> Data to use:
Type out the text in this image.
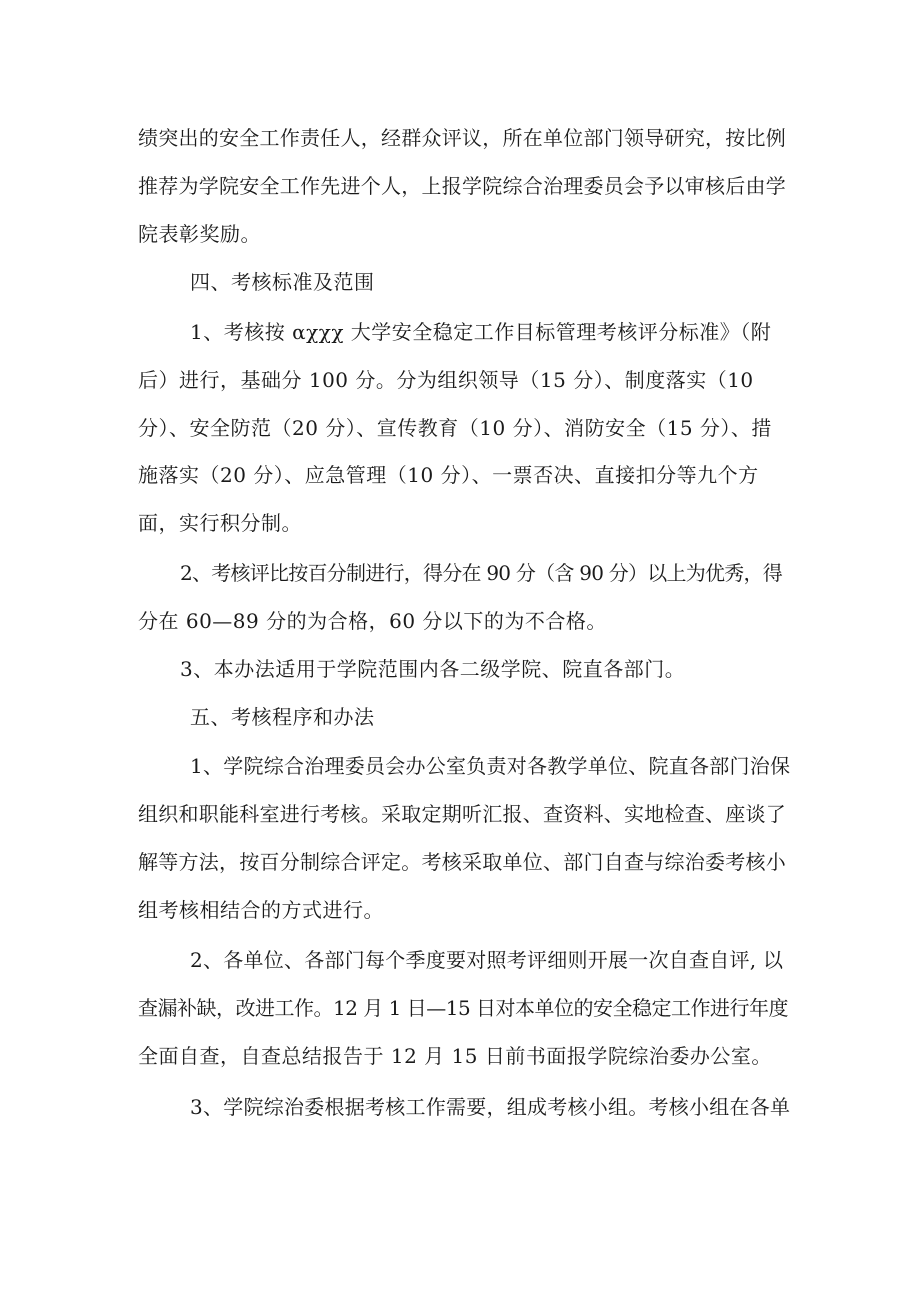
绩突出的安全工作责任人，经群众评议，所在单位部门领导研究，按比例
推荐为学院安全工作先进个人，上报学院综合治理委员会予以审核后由学
院表彰奖励。
四、考核标准及范围
1、考核按 αχχχ 大学安全稳定工作目标管理考核评分标准》（附
后）进行，基础分 100 分。分为组织领导（15 分）、制度落实（10
分）、安全防范（20 分）、宣传教育（10 分）、消防安全（15 分）、措
施落实（20 分）、应急管理（10 分）、一票否决、直接扣分等九个方
面，实行积分制。
2、考核评比按百分制进行，得分在 90 分（含 90 分）以上为优秀，得
分在 60—89 分的为合格，60 分以下的为不合格。
3、本办法适用于学院范围内各二级学院、院直各部门。
五、考核程序和办法
1、学院综合治理委员会办公室负责对各教学单位、院直各部门治保
组织和职能科室进行考核。采取定期听汇报、查资料、实地检查、座谈了
解等方法，按百分制综合评定。考核采取单位、部门自查与综治委考核小
组考核相结合的方式进行。
2、各单位、各部门每个季度要对照考评细则开展一次自查自评, 以
查漏补缺，改进工作。12 月 1 日—15 日对本单位的安全稳定工作进行年度
全面自查，自查总结报告于 12 月 15 日前书面报学院综治委办公室。
3、学院综治委根据考核工作需要，组成考核小组。考核小组在各单
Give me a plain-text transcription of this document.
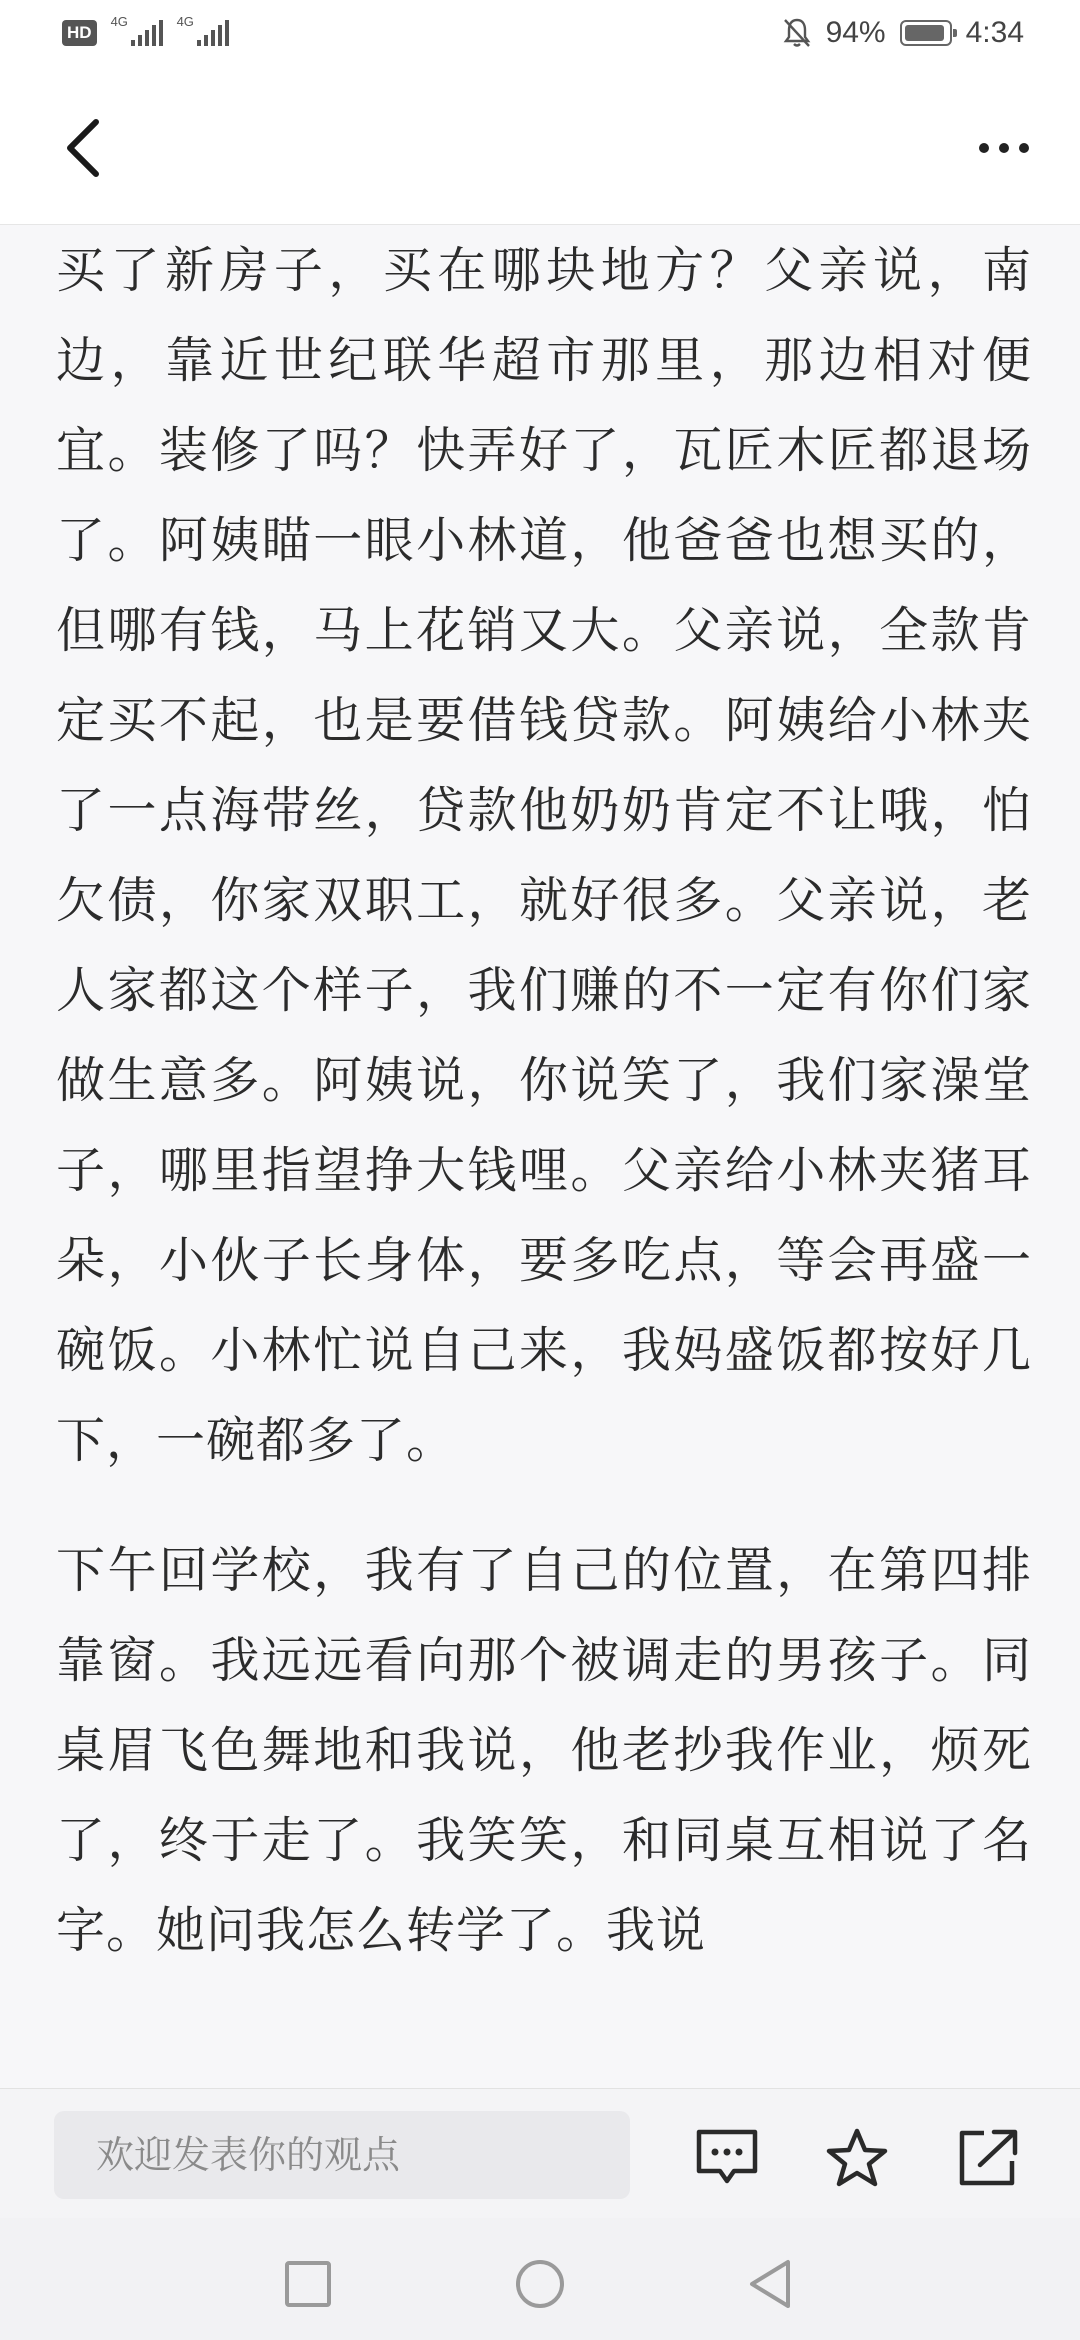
HD
4G	4G	94%	4:34

买了新房子，买在哪块地方？父亲说，南边，靠近世纪联华超市那里，那边相对便宜。装修了吗？快弄好了，瓦匠木匠都退场了。阿姨瞄一眼小林道，他爸爸也想买的，但哪有钱，马上花销又大。父亲说，全款肯定买不起，也是要借钱贷款。阿姨给小林夹了一点海带丝，贷款他奶奶肯定不让哦，怕欠债，你家双职工，就好很多。父亲说，老人家都这个样子，我们赚的不一定有你们家做生意多。阿姨说，你说笑了，我们家澡堂子，哪里指望挣大钱哩。父亲给小林夹猪耳朵，小伙子长身体，要多吃点，等会再盛一碗饭。小林忙说自己来，我妈盛饭都按好几下，一碗都多了。

下午回学校，我有了自己的位置，在第四排靠窗。我远远看向那个被调走的男孩子。同桌眉飞色舞地和我说，他老抄我作业，烦死了，终于走了。我笑笑，和同桌互相说了名字。她问我怎么转学了。我说

欢迎发表你的观点
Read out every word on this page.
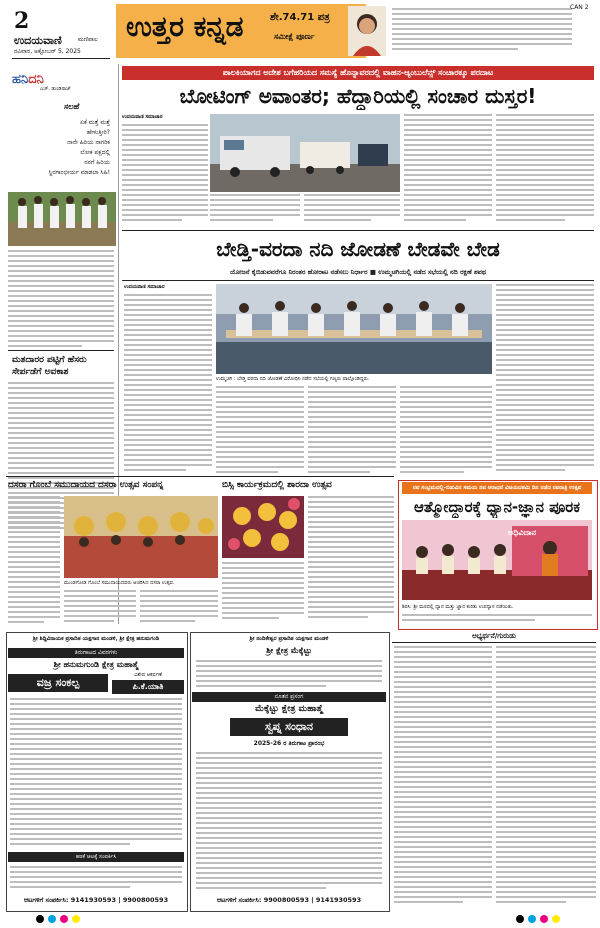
2
ಉದಯವಾಣಿ	ಮಣಿಪಾಲ
ರವಿವಾರ, ಅಕ್ಟೋಬರ್ 5, 2025
ಉತ್ತರ ಕನ್ನಡ	ಶೇ.74.71 ಪತ್ರ
ಸಮೀಕ್ಷೆ ಪೂರ್ಣ
CAN 2
ಹನಿದನಿ
ಎಚ್. ಡುಂಡಿರಾಜ್
ಸಲಹೆ
ಏಕೆ ಮತ್ತೆ ಮತ್ತೆ
ಹೇಳುತ್ತೀರಿ?
ನಾನೇ ಹಿರಿಯ ನಾಗರಿಕ
ಲೋಕ ಪಕ್ಷದಲ್ಲಿ
ನನಗೆ ಹಿರಿಯ
ಸ್ಥಿರಗಾಂಭೀರ್ಯ ಮಾಡಲಾ ಸಿಹಿ!
ಮತದಾರರ ಪಟ್ಟಿಗೆ ಹೆಸರು
ಸೇರ್ಪಡೆಗೆ ಅವಕಾಶ
ಪಾಲಕಿಯಾಗದ ಅದೇಶ ಬಗೆಹರಿಯದ ಸಮಸ್ಯೆ ಹೊನ್ನಾವರದಲ್ಲಿ ವಾಹನ-ಆ್ಯಂಬುಲೆನ್ಸ್ ಸಂಚಾರಕ್ಕೂ ಪರದಾಟ
ಬೋಟಿಂಗ್ ಅವಾಂತರ; ಹೆದ್ದಾರಿಯಲ್ಲಿ ಸಂಚಾರ ದುಸ್ತರ!
ಉದಯವಾಣಿ ಸಮಾಚಾರ
ಬೇಡ್ತಿ-ವರದಾ ನದಿ ಜೋಡಣೆ ಬೇಡವೇ ಬೇಡ
ಯೋಜನೆ ಕೈಬಿಡುವವರೆಗೂ ನಿರಂತರ ಹೋರಾಟ ನಡೆಸಲು ನಿರ್ಧಾರ ■ ಉಮ್ಮಚಗಿಯಲ್ಲಿ ನಡೆದ ಸಭೆಯಲ್ಲಿ ನದಿ ರಕ್ಷಣೆ ಶಪಥ
ಉದಯವಾಣಿ ಸಮಾಚಾರ
ಉಮ್ಮಚಗಿ : ಬೇಡ್ತಿ ವರದಾ ನದಿ ಜೋಡಣೆ ವಿರೋಧಿಸಿ ನಡೆದ ಸಭೆಯಲ್ಲಿ ಗಣ್ಯರು ಪಾಲ್ಗೊಂಡಿದ್ದರು.
ದಸರಾ ಗೊಂಬೆ ಸಮುದಾಯದ ದಸರಾ ಉತ್ಸವ ಸಂಪನ್ನ
ಮುಂಡಗೋಡ ಗೊಂಬೆ ಸಮುದಾಯದವರು ಆಚರಿಸಿದ ದಸರಾ ಉತ್ಸವ.
ಬಿಸ್ಸಿ ಕಾರ್ಯಕ್ರಮದಲ್ಲಿ ಶಾರದಾ ಉತ್ಸವ	ನವ ಸಂಭ್ರಮದಲ್ಲಿ-ಬಿಡುವಿನ ಸಮಯ ನವ ಆರಾಧನೆ ವಿಜಯದಶಮಿ ದಿನ ನಡೆದ ನವರಾತ್ರಿ ಉತ್ಸವ
ಆತ್ಮೋದ್ಧಾರಕ್ಕೆ ಧ್ಯಾನ-ಜ್ಞಾನ ಪೂರಕ
ಅಧಿವಿದಾನ
ಶಿರಸಿ: ಶ್ರೀ ಮಠದಲ್ಲಿ ಧ್ಯಾನ ಮತ್ತು ಜ್ಞಾನ ಕುರಿತು ಉಪನ್ಯಾಸ ನಡೆಯಿತು.
ಶ್ರೀ ಶಿದ್ದಿವಿನಾಯಕ ಪ್ರಸಾದಿತ ಯಕ್ಷಗಾನ ಮಂಡಳಿ, ಶ್ರೀ ಕ್ಷೇತ್ರ ಹನುಮಗಂಡಿ
ತಿರುಗಾಟದ ವಿವರಗಳು
ಶ್ರೀ ಹನುಮಗುಂಡಿ ಕ್ಷೇತ್ರ ಮಹಾತ್ಮೆ
ವಜ್ರ ಸಂಕಲ್ಪ
ವಿಶೇಷ ಆಕರ್ಷಣೆ
ಪಿ.ಕೆ.ಯಾತಿ
ಹರಕೆ ಆಟಕ್ಕೆ ಸಂಪರ್ಕಿಸಿ
ಆಟಗಳಿಗೆ ಸಂಪರ್ಕಿಸಿ: 9141930593 | 9900800593
ಶ್ರೀ ನಂದಿಕೇಶ್ವರ ಪ್ರಸಾದಿತ ಯಕ್ಷಗಾನ ಮಂಡಳಿ
ಶ್ರೀ ಕ್ಷೇತ್ರ ಮೆಕ್ಕೆಟ್ಟು
ನೂತನ ಪ್ರಸಂಗ
ಮೆಕ್ಕೆಟ್ಟು ಕ್ಷೇತ್ರ ಮಹಾತ್ಮೆ
ಸ್ವಪ್ನ ಸಂಧಾನ
2025-26 ರ ತಿರುಗಾಟ ಪ್ರಾರಂಭ
ಆಟಗಳಿಗೆ ಸಂಪರ್ಕಿಸಿ: 9900800593 | 9141930593
ಅಭ್ಯರ್ಥನೆ/ಗುರುಡು
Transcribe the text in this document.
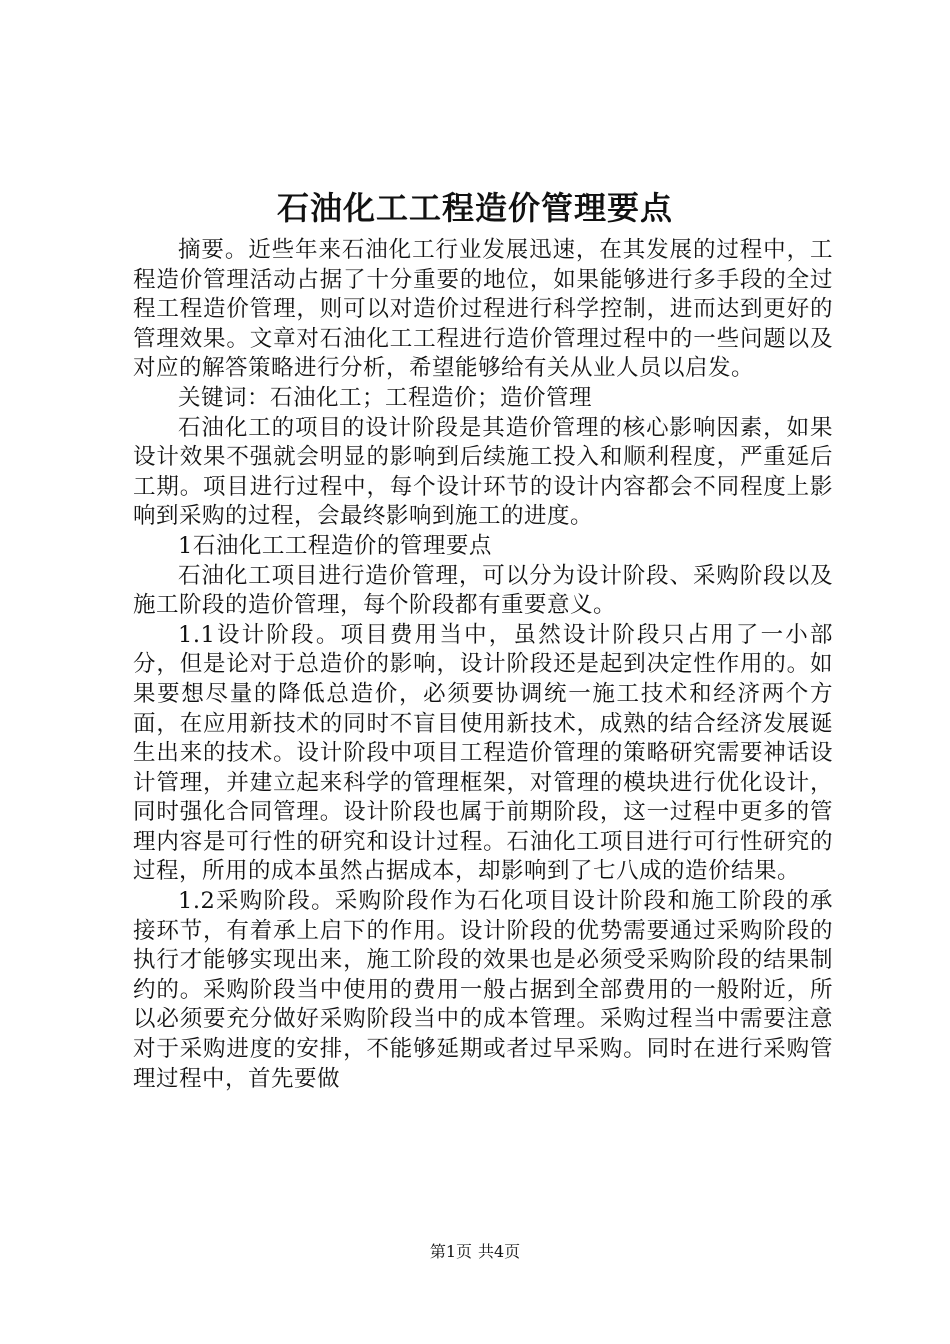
石油化工工程造价管理要点

摘要。近些年来石油化工行业发展迅速，在其发展的过程中，工程造价管理活动占据了十分重要的地位，如果能够进行多手段的全过程工程造价管理，则可以对造价过程进行科学控制，进而达到更好的管理效果。文章对石油化工工程进行造价管理过程中的一些问题以及对应的解答策略进行分析，希望能够给有关从业人员以启发。

关键词：石油化工；工程造价；造价管理

石油化工的项目的设计阶段是其造价管理的核心影响因素，如果设计效果不强就会明显的影响到后续施工投入和顺利程度，严重延后工期。项目进行过程中，每个设计环节的设计内容都会不同程度上影响到采购的过程，会最终影响到施工的进度。

1石油化工工程造价的管理要点

石油化工项目进行造价管理，可以分为设计阶段、采购阶段以及施工阶段的造价管理，每个阶段都有重要意义。

1.1设计阶段。项目费用当中，虽然设计阶段只占用了一小部分，但是论对于总造价的影响，设计阶段还是起到决定性作用的。如果要想尽量的降低总造价，必须要协调统一施工技术和经济两个方面，在应用新技术的同时不盲目使用新技术，成熟的结合经济发展诞生出来的技术。设计阶段中项目工程造价管理的策略研究需要神话设计管理，并建立起来科学的管理框架，对管理的模块进行优化设计，同时强化合同管理。设计阶段也属于前期阶段，这一过程中更多的管理内容是可行性的研究和设计过程。石油化工项目进行可行性研究的过程，所用的成本虽然占据成本，却影响到了七八成的造价结果。

1.2采购阶段。采购阶段作为石化项目设计阶段和施工阶段的承接环节，有着承上启下的作用。设计阶段的优势需要通过采购阶段的执行才能够实现出来，施工阶段的效果也是必须受采购阶段的结果制约的。采购阶段当中使用的费用一般占据到全部费用的一般附近，所以必须要充分做好采购阶段当中的成本管理。采购过程当中需要注意对于采购进度的安排，不能够延期或者过早采购。同时在进行采购管理过程中，首先要做

第1页 共4页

> Given instruction: Using the material above, copy every line in which the string "text" occurs.

> Answer to this task:
Type out the text in this image.
Give me a plain-text transcription of this document.
Transcribe the text in this document.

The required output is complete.